(Part of a data file)

════════════════

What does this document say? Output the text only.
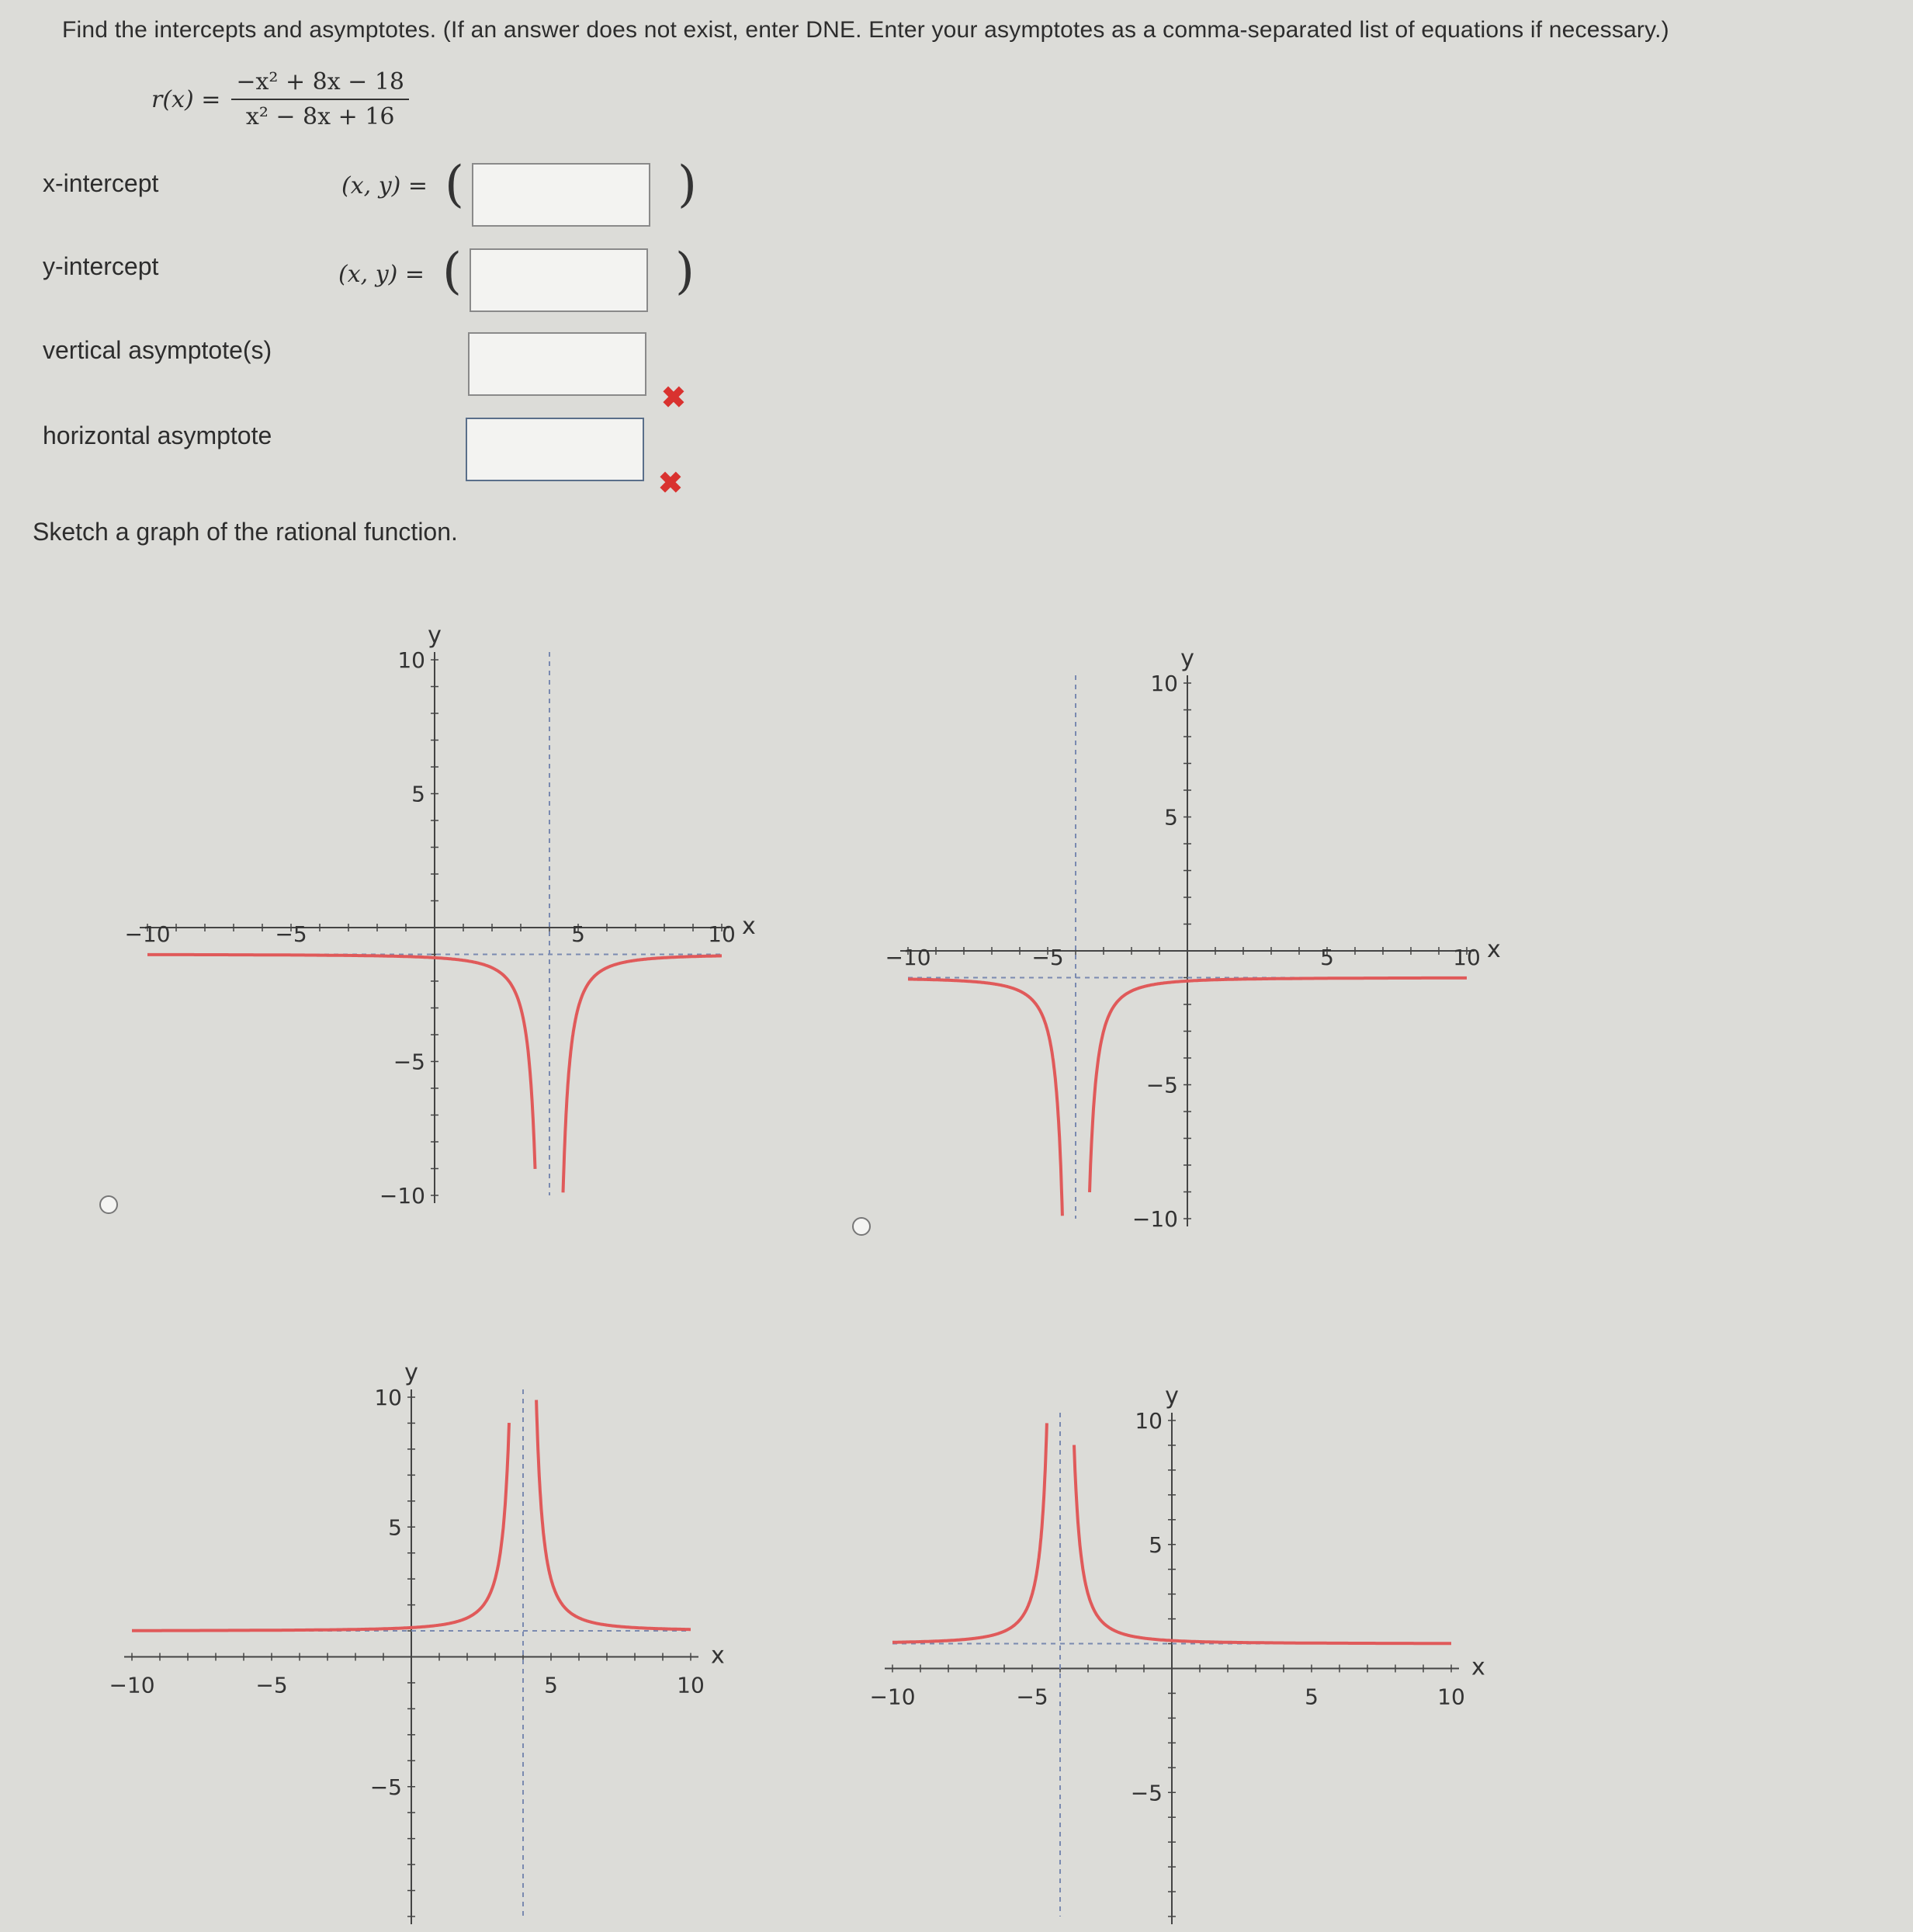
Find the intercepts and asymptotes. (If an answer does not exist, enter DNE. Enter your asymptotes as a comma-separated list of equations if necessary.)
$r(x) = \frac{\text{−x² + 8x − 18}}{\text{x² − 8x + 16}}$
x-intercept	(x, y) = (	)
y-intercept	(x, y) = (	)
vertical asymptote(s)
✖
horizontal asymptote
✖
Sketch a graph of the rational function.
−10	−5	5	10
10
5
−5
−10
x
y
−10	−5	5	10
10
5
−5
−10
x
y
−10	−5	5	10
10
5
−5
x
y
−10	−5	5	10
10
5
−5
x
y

════════════════

Set problem.
Leave out all pictures, then copy the remaining material exactly.

Reply to the task.
What does this document say? Output the text only.
Find the intercepts and asymptotes. (If an answer does not exist, enter DNE. Enter your asymptotes as a comma-separated list of equations if necessary.)
$r(x) = \frac{\text{−x² + 8x − 18}}{\text{x² − 8x + 16}}$
x-intercept	(x, y) = (	)
y-intercept	(x, y) = (	)
vertical asymptote(s)
✖
horizontal asymptote
✖
Sketch a graph of the rational function.
−10	−5	5	10
10
5
−5
−10
x
y
−10	−5	5	10
10
5
−5
−10
x
y
−10	−5	5	10
10
5
−5
x
y
−10	−5	5	10
10
5
−5
x
y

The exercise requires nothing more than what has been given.